→ Data supplied
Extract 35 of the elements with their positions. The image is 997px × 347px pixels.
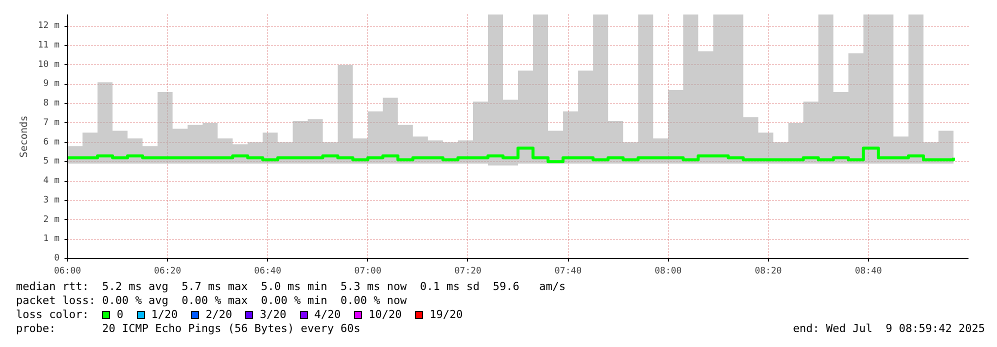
text: median rtt: 5.2 ms avg 5.7 ms max 5.0 ms min 5.3 ms now 0.1 ms sd 59.6 am/s	[16, 280, 566, 293]
x-tick-label: 07:20	[454, 266, 482, 276]
y-tick-label: 8 m	[43, 98, 60, 109]
legend-label: 4/20	[314, 308, 341, 321]
legend-label: 0	[116, 308, 124, 321]
legend-label: 10/20	[368, 308, 402, 321]
text: end: Wed Jul 9 08:59:42 2025	[792, 322, 986, 336]
x-tick-label: 07:00	[354, 266, 382, 276]
y-tick-label: 1 m	[43, 234, 60, 244]
y-tick-label: 10 m	[38, 60, 60, 70]
x-tick-label: 08:40	[854, 266, 882, 276]
x-tick-label: 07:40	[554, 266, 582, 276]
y-tick-label: 5 m	[43, 156, 60, 167]
legend-label: 19/20	[430, 308, 463, 321]
y-tick-label: 7 m	[43, 118, 60, 128]
y-tick-label: 0	[54, 254, 60, 264]
legend-title: loss color:	[16, 308, 89, 321]
y-tick-label: 4 m	[43, 176, 60, 186]
legend-label: 2/20	[206, 308, 232, 321]
y-tick-label: 2 m	[43, 214, 60, 225]
x-tick-label: 06:00	[54, 266, 82, 276]
legend-label: 1/20	[151, 308, 178, 321]
x-tick-label: 06:20	[154, 266, 182, 276]
x-tick-label: 06:40	[254, 266, 282, 276]
y-tick-label: 12 m	[38, 21, 60, 32]
x-tick-label: 08:00	[654, 266, 682, 276]
y-tick-label: 11 m	[38, 40, 60, 50]
legend-label: 3/20	[260, 308, 286, 321]
text: packet loss: 0.00 % avg 0.00 % max 0.00 % min 0.00 % now	[16, 294, 407, 307]
x-tick-label: 08:20	[754, 266, 782, 276]
y-tick-label: 9 m	[43, 79, 60, 90]
y-axis-title: Seconds	[18, 115, 30, 158]
y-tick-label: 6 m	[43, 137, 60, 148]
y-tick-label: 3 m	[43, 195, 60, 206]
text: probe: 20 ICMP Echo Pings (56 Bytes) every 60s	[16, 322, 360, 336]
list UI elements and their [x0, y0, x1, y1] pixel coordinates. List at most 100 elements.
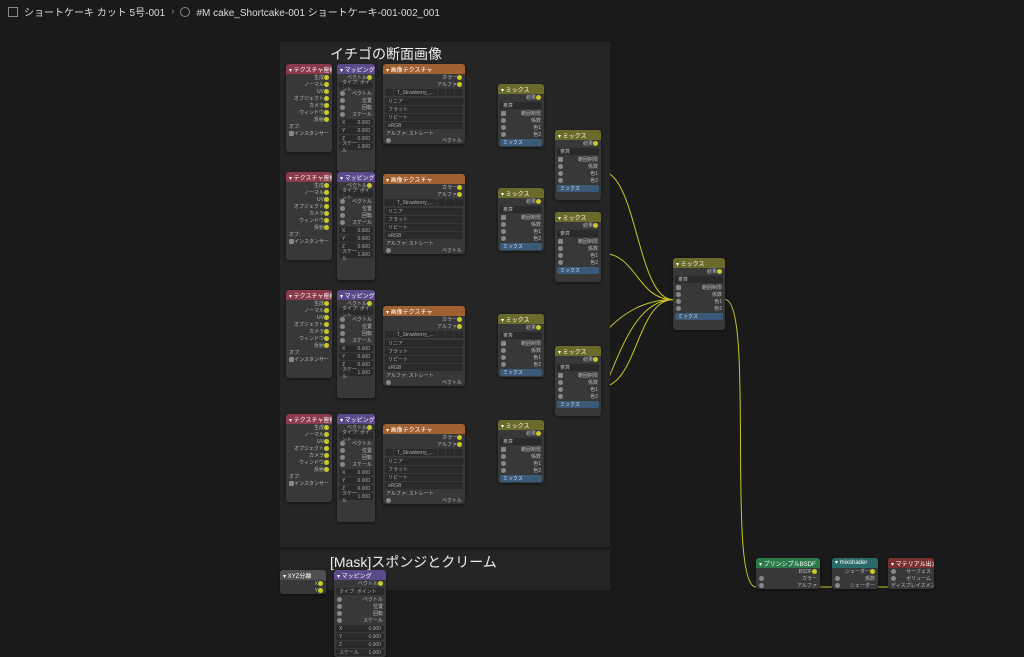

→ What is being asked
Extract every line of the records above verbatim, leaving out the pictures.

→ Complete response
Extract 35 of the elements with their positions. The image is 997px × 347px pixels.
text: median rtt: 5.2 ms avg 5.7 ms max 5.0 ms min 5.3 ms now 0.1 ms sd 59.6 am/s	[16, 280, 566, 293]
x-tick-label: 07:20	[454, 266, 482, 276]
y-tick-label: 8 m	[43, 98, 60, 109]
legend-label: 4/20	[314, 308, 341, 321]
legend-label: 0	[116, 308, 124, 321]
legend-label: 10/20	[368, 308, 402, 321]
text: end: Wed Jul 9 08:59:42 2025	[792, 322, 986, 336]
x-tick-label: 07:00	[354, 266, 382, 276]
y-tick-label: 1 m	[43, 234, 60, 244]
y-tick-label: 10 m	[38, 60, 60, 70]
x-tick-label: 08:40	[854, 266, 882, 276]
x-tick-label: 07:40	[554, 266, 582, 276]
y-tick-label: 5 m	[43, 156, 60, 167]
legend-label: 19/20	[430, 308, 463, 321]
y-tick-label: 7 m	[43, 118, 60, 128]
y-tick-label: 0	[54, 254, 60, 264]
legend-title: loss color:	[16, 308, 89, 321]
y-tick-label: 4 m	[43, 176, 60, 186]
legend-label: 2/20	[206, 308, 232, 321]
y-tick-label: 2 m	[43, 214, 60, 225]
x-tick-label: 06:00	[54, 266, 82, 276]
legend-label: 1/20	[151, 308, 178, 321]
x-tick-label: 06:20	[154, 266, 182, 276]
x-tick-label: 06:40	[254, 266, 282, 276]
y-tick-label: 12 m	[38, 21, 60, 32]
x-tick-label: 08:00	[654, 266, 682, 276]
y-tick-label: 11 m	[38, 40, 60, 50]
legend-label: 3/20	[260, 308, 286, 321]
text: packet loss: 0.00 % avg 0.00 % max 0.00 % min 0.00 % now	[16, 294, 407, 307]
x-tick-label: 08:20	[754, 266, 782, 276]
y-tick-label: 9 m	[43, 79, 60, 90]
y-axis-title: Seconds	[18, 115, 30, 158]
y-tick-label: 6 m	[43, 137, 60, 148]
y-tick-label: 3 m	[43, 195, 60, 206]
text: probe: 20 ICMP Echo Pings (56 Bytes) every 60s	[16, 322, 360, 336]
list UI elements and their [x0, y0, x1, y1] pixel coordinates. List at most 100 elements.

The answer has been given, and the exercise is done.